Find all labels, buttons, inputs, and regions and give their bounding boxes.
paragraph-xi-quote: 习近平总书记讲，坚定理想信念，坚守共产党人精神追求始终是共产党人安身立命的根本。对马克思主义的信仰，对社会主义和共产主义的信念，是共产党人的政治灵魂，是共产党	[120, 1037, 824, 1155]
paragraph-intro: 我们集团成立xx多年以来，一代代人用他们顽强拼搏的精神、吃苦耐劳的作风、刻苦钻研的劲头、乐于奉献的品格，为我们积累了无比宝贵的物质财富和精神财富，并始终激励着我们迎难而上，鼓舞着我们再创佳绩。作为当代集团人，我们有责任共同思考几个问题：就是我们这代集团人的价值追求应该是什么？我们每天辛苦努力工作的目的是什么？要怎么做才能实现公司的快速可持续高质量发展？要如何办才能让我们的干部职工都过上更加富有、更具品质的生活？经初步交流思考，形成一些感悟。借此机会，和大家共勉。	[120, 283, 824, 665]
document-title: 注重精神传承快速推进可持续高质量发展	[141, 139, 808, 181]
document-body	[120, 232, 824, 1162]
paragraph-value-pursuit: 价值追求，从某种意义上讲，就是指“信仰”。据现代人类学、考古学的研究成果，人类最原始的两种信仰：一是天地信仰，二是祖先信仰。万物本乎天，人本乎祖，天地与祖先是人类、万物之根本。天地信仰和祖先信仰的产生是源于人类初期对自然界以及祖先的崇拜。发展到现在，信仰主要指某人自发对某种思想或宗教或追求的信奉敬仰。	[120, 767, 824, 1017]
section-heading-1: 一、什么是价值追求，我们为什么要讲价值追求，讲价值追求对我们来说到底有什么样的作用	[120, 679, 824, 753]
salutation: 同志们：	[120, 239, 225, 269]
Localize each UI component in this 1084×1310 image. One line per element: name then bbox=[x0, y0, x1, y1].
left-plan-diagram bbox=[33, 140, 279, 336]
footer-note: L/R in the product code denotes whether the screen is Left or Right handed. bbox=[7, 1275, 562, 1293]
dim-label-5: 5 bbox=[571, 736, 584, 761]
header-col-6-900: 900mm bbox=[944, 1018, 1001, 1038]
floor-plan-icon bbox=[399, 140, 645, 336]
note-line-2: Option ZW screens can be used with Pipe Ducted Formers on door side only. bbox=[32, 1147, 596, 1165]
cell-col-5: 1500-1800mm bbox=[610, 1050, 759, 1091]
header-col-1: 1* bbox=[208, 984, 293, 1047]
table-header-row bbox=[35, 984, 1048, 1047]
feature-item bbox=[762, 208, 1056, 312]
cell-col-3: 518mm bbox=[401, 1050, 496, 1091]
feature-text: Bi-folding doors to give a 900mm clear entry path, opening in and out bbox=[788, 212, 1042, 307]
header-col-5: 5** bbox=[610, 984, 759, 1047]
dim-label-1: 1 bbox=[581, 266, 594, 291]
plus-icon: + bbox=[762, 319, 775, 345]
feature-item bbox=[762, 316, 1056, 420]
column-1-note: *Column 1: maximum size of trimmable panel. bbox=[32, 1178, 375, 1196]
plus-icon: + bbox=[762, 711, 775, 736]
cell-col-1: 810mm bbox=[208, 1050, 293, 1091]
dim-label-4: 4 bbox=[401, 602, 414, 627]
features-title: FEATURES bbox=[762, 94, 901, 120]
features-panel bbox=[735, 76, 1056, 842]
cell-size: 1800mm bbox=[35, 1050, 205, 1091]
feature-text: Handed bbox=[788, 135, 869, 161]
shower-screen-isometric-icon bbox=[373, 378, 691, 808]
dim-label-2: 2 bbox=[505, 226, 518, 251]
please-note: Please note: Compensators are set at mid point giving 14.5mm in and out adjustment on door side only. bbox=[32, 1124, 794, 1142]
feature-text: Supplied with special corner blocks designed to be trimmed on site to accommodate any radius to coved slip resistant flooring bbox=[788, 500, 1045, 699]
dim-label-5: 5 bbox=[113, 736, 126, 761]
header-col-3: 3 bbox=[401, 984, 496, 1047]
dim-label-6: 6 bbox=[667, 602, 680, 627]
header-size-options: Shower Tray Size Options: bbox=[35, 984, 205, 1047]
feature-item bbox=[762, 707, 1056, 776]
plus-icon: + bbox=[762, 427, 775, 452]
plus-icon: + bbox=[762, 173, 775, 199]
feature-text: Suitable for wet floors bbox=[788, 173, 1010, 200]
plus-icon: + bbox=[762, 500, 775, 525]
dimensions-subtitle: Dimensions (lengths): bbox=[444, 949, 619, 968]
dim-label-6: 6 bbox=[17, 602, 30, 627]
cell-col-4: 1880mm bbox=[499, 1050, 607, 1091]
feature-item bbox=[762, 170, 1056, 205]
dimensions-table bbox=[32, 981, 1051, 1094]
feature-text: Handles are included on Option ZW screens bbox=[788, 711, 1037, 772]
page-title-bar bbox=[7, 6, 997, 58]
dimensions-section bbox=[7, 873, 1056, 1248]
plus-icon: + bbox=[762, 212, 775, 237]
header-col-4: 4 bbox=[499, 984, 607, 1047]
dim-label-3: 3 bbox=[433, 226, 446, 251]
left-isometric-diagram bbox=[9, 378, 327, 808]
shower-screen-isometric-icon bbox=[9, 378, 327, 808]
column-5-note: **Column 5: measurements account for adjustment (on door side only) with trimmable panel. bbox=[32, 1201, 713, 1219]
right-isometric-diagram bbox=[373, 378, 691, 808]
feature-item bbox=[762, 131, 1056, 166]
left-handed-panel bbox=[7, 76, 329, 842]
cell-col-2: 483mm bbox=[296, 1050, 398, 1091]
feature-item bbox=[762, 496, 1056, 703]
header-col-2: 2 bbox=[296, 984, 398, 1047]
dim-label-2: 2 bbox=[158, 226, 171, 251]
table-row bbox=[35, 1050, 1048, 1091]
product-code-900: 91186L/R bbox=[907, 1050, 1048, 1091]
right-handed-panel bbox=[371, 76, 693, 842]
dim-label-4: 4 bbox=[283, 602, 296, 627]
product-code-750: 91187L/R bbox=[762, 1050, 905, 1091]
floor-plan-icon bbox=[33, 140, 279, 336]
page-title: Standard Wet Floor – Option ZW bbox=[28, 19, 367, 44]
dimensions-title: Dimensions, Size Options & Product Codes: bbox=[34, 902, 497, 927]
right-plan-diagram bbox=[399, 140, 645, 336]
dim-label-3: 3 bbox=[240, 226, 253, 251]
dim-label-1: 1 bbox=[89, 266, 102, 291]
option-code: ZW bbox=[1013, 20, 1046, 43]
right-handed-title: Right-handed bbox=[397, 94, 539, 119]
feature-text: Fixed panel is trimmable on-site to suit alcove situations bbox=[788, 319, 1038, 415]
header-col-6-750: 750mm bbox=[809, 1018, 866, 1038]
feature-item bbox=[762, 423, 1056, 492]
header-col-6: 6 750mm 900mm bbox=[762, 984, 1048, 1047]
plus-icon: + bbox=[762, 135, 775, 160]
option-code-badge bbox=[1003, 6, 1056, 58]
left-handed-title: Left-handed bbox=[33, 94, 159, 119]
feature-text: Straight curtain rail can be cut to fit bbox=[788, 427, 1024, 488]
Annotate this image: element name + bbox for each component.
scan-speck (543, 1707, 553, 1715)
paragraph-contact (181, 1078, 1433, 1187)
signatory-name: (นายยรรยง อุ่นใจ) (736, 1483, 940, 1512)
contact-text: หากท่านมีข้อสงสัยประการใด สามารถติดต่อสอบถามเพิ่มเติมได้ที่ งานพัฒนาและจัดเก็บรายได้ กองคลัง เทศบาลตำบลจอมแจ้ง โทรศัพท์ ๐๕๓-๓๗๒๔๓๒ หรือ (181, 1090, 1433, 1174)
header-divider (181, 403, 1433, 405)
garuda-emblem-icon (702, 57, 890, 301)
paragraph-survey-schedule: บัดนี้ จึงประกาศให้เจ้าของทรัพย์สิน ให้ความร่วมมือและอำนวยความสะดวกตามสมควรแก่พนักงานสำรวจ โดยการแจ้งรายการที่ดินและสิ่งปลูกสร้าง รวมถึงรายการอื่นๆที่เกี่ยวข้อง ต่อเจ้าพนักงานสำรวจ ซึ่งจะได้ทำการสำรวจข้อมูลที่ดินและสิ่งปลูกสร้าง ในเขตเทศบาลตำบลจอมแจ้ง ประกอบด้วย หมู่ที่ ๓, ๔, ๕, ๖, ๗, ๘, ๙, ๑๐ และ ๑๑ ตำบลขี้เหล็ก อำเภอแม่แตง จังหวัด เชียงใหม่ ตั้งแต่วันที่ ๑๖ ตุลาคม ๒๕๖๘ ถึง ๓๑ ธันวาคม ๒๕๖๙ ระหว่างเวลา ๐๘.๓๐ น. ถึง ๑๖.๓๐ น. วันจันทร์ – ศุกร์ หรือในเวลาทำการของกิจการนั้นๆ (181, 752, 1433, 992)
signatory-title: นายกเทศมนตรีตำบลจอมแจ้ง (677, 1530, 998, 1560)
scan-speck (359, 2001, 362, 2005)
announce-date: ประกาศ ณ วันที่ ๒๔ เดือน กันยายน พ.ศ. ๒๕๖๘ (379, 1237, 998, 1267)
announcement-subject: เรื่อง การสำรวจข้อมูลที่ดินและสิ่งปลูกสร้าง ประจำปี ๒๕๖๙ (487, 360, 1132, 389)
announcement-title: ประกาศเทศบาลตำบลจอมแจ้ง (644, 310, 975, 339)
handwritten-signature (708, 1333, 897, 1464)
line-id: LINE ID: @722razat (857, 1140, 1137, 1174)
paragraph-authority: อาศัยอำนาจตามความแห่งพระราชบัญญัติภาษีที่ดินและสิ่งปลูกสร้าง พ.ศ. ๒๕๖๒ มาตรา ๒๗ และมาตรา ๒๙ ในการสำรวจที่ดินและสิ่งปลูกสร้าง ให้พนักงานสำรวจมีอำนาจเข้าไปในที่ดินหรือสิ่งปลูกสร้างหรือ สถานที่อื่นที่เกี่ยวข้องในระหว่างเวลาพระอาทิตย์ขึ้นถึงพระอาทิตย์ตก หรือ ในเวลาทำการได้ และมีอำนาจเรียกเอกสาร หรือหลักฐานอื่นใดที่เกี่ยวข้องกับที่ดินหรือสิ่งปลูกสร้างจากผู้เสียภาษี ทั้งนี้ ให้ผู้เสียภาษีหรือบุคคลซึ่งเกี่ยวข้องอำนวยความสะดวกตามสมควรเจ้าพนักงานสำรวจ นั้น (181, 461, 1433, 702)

» **DIRECTIVE**: Switch "regions" to "areas" in the stretch of the records from the start through the line that contains "232, 824, 1162]", and give that stretch again with everything else unchanged.

» **TASK RESULT**:
Find all labels, buttons, inputs, and areas and give their bounding boxes.
paragraph-xi-quote: 习近平总书记讲，坚定理想信念，坚守共产党人精神追求始终是共产党人安身立命的根本。对马克思主义的信仰，对社会主义和共产主义的信念，是共产党人的政治灵魂，是共产党	[120, 1037, 824, 1155]
paragraph-intro: 我们集团成立xx多年以来，一代代人用他们顽强拼搏的精神、吃苦耐劳的作风、刻苦钻研的劲头、乐于奉献的品格，为我们积累了无比宝贵的物质财富和精神财富，并始终激励着我们迎难而上，鼓舞着我们再创佳绩。作为当代集团人，我们有责任共同思考几个问题：就是我们这代集团人的价值追求应该是什么？我们每天辛苦努力工作的目的是什么？要怎么做才能实现公司的快速可持续高质量发展？要如何办才能让我们的干部职工都过上更加富有、更具品质的生活？经初步交流思考，形成一些感悟。借此机会，和大家共勉。	[120, 283, 824, 665]
document-title: 注重精神传承快速推进可持续高质量发展	[141, 139, 808, 181]
document-body	[120, 232, 824, 1162]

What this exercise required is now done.